What the task requires:
Give the number of lines in the listing that hold the word "hint". Write nothing but that number.

Data listing:
....
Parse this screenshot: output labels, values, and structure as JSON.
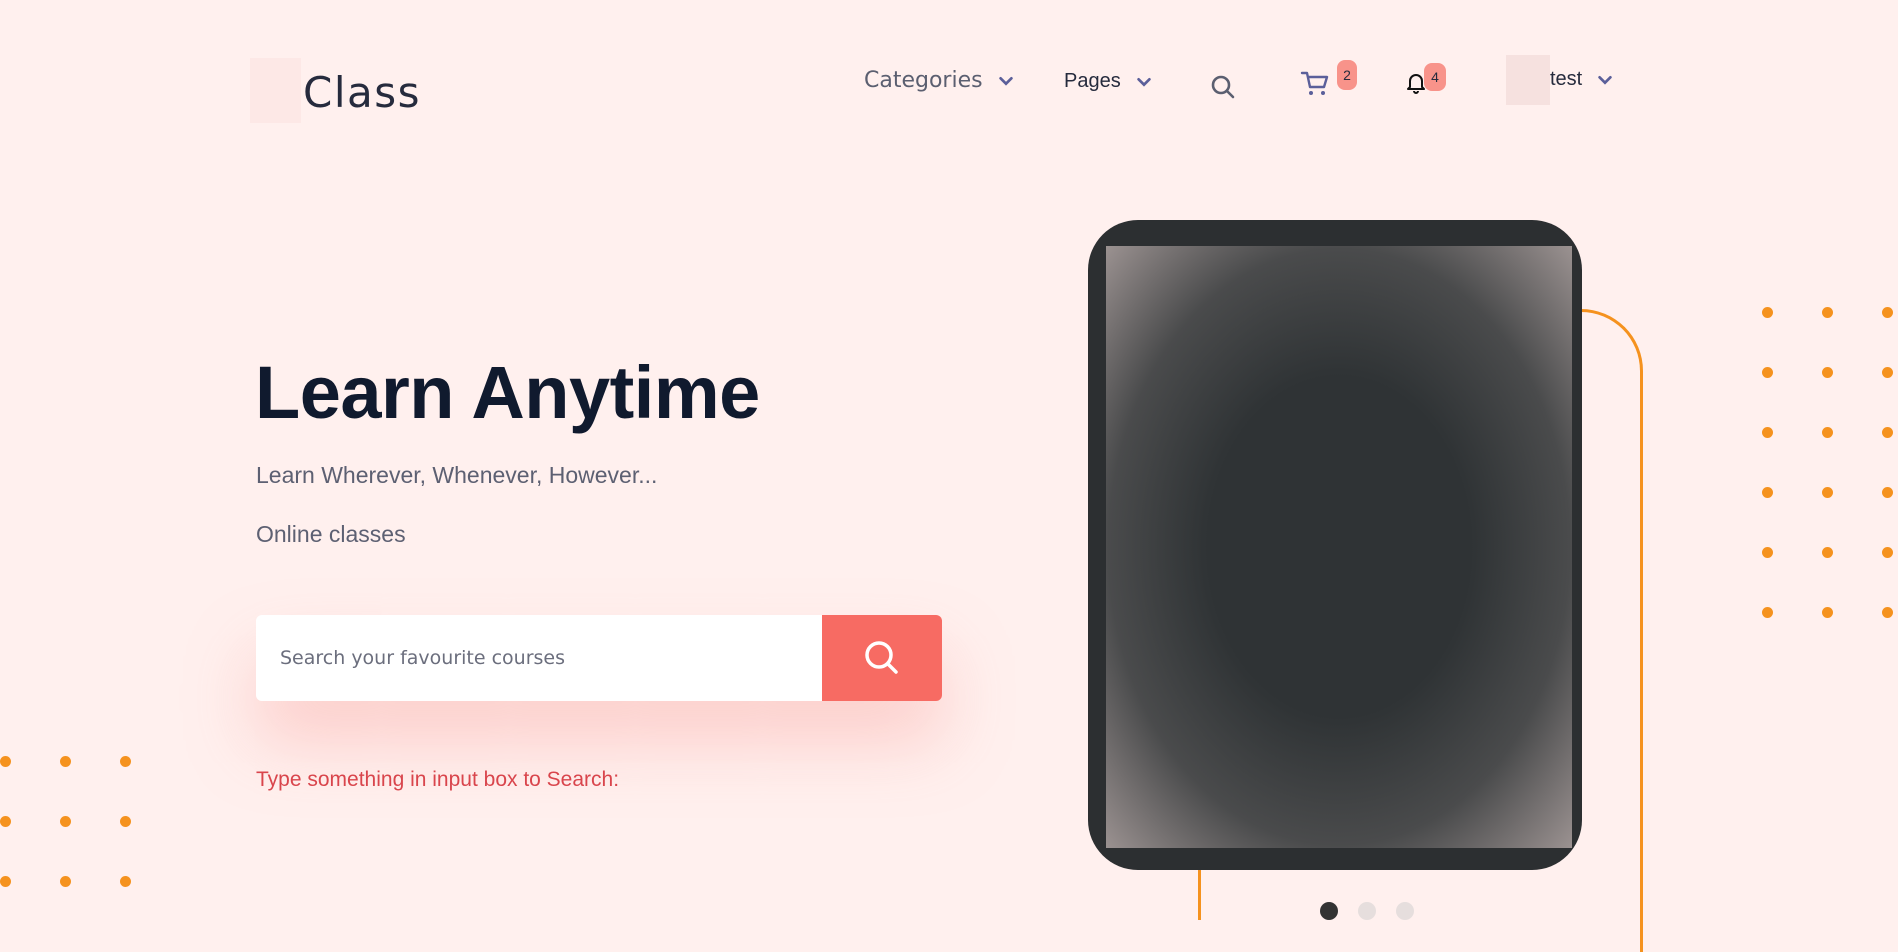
{
  "brand": {
    "name": "Class"
  },
  "nav": {
    "categories_label": "Categories",
    "pages_label": "Pages",
    "cart_count": "2",
    "notifications_count": "4",
    "user_name": "test"
  },
  "hero": {
    "title": "Learn Anytime",
    "subtitle": "Learn Wherever, Whenever, However...",
    "tagline": "Online classes",
    "search_placeholder": "Search your favourite courses",
    "hint": "Type something in input box to Search:"
  },
  "carousel": {
    "slides": 3,
    "active_index": 0
  },
  "colors": {
    "background": "#fff0ee",
    "accent": "#f76b63",
    "dots": "#f5921e",
    "hint": "#d9454c"
  },
  "icons": [
    "chevron-down-icon",
    "search-icon",
    "cart-icon",
    "bell-icon"
  ]
}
....
Task result:
2